>> begin

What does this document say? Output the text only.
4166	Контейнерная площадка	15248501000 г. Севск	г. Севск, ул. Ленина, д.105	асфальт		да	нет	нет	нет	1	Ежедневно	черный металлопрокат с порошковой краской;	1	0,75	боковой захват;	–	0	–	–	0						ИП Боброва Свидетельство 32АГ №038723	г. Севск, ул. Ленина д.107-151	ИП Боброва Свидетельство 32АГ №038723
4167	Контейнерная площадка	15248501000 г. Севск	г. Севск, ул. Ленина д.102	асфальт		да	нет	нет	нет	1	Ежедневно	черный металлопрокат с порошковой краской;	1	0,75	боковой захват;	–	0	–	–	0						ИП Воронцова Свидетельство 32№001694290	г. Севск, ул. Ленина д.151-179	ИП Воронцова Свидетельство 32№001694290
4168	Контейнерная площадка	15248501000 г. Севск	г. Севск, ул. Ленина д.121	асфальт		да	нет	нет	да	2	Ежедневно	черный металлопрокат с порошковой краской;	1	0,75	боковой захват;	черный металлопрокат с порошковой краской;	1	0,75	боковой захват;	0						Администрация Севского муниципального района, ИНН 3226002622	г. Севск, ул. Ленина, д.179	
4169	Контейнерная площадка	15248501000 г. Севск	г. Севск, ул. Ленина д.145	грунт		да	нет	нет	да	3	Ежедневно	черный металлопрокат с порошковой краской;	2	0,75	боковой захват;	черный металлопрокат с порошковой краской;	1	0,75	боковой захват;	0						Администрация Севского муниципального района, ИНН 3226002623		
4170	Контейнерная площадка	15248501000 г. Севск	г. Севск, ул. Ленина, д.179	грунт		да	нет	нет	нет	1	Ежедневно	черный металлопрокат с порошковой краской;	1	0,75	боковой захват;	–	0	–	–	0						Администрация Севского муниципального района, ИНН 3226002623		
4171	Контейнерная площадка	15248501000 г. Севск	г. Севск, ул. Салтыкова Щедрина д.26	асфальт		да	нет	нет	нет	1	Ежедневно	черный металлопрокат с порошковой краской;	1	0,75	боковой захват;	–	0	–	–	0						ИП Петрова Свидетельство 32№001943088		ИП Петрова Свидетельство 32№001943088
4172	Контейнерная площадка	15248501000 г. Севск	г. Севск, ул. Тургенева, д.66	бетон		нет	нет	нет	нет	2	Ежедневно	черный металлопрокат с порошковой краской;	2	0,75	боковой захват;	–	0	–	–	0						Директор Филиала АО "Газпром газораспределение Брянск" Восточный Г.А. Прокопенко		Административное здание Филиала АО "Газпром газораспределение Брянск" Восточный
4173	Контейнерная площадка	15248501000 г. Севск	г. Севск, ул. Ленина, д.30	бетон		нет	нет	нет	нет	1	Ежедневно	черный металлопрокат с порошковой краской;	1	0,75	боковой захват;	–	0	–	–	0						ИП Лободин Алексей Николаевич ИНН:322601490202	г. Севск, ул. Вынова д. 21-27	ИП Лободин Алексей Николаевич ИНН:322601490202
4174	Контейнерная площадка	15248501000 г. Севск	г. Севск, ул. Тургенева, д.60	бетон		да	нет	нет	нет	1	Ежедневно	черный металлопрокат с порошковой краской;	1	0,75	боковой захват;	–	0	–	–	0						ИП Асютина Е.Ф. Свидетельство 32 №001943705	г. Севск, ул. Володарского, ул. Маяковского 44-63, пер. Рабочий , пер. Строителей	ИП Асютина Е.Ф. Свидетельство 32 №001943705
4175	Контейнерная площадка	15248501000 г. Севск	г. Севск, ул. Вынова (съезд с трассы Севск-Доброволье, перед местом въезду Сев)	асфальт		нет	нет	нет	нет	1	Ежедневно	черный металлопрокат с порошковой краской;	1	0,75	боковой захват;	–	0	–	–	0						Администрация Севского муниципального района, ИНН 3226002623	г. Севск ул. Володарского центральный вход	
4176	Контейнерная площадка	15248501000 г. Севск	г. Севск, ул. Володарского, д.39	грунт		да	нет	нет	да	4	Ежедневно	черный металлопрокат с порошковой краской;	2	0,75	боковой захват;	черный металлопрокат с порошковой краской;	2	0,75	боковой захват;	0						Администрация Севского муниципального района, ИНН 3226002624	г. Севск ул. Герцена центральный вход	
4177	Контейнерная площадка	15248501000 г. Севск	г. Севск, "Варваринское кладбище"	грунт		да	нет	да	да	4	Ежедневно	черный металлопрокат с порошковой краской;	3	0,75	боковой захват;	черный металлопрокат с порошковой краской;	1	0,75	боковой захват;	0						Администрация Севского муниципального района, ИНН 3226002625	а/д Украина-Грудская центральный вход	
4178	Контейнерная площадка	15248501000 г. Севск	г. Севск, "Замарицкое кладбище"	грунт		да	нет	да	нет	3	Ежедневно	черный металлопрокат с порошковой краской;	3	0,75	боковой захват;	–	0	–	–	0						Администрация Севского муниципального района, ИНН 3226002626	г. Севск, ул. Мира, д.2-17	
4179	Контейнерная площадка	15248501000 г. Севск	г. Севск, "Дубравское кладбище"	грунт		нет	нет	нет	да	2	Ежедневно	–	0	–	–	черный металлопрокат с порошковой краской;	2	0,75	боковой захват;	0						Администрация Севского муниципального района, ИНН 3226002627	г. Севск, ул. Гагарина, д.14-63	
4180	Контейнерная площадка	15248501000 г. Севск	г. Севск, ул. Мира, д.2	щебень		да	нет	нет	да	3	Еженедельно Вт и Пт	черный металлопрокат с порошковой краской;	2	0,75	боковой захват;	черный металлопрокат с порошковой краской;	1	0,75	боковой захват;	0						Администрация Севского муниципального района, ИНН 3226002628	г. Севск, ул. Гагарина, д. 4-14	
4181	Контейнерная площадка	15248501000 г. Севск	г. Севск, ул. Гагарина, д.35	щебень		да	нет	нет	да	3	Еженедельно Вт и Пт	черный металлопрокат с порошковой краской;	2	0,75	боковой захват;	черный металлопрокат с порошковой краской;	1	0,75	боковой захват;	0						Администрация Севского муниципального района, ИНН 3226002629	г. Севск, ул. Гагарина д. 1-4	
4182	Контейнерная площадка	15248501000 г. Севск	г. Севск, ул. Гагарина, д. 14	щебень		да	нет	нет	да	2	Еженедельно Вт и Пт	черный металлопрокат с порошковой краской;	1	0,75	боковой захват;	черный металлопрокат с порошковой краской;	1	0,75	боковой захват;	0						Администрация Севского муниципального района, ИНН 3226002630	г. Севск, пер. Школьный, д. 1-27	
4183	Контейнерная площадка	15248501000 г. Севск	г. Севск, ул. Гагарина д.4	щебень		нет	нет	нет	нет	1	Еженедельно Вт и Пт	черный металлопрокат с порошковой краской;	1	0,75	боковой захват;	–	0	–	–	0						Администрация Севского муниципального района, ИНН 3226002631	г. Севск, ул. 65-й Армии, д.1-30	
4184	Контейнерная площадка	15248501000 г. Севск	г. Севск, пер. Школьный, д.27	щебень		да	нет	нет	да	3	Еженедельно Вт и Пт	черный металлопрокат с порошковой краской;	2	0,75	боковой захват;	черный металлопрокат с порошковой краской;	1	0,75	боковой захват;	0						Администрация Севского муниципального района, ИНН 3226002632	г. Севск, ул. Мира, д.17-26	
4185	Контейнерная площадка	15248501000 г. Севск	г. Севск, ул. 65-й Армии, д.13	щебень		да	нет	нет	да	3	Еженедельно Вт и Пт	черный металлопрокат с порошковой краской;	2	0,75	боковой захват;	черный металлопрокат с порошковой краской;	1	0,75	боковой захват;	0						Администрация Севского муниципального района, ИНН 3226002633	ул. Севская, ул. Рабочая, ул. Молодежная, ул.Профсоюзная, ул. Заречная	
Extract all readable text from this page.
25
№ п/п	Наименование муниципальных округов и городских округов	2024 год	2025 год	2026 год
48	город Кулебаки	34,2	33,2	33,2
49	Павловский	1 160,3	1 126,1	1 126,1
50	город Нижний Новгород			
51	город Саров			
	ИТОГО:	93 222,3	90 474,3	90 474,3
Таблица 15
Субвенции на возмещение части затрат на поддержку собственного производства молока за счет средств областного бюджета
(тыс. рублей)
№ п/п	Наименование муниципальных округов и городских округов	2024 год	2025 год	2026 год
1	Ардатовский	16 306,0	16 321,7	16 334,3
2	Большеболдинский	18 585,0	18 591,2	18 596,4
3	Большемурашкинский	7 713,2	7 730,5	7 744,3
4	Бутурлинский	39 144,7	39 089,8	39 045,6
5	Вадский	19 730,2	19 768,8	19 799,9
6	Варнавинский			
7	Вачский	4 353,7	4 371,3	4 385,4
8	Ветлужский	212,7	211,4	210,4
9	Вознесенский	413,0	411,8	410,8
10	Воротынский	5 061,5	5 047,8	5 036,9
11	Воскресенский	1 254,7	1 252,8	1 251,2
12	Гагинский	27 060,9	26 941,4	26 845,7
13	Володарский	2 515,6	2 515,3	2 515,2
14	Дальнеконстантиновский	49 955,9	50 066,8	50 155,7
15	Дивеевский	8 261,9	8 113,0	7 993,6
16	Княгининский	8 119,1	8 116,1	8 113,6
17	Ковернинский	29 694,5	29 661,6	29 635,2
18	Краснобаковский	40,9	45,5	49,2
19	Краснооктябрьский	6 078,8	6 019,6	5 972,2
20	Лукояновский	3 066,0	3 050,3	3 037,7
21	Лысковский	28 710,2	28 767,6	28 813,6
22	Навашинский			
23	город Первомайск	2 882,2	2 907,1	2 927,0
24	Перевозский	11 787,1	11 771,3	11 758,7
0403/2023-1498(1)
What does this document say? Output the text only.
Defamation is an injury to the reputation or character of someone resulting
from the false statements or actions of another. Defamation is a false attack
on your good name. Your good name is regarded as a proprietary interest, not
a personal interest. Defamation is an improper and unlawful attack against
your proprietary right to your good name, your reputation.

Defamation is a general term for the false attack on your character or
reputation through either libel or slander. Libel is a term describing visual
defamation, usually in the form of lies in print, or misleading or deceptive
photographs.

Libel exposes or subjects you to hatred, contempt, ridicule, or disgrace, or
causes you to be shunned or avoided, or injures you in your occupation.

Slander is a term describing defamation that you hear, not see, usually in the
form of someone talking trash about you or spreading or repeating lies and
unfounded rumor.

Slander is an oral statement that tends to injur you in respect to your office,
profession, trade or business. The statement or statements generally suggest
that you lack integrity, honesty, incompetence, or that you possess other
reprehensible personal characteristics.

>> end

_Given problem:_ Gather from the records above every line containing the string "proprietary".

_Expected output:_
on your good name. Your good name is regarded as a proprietary interest, not
your proprietary right to your good name, your reputation.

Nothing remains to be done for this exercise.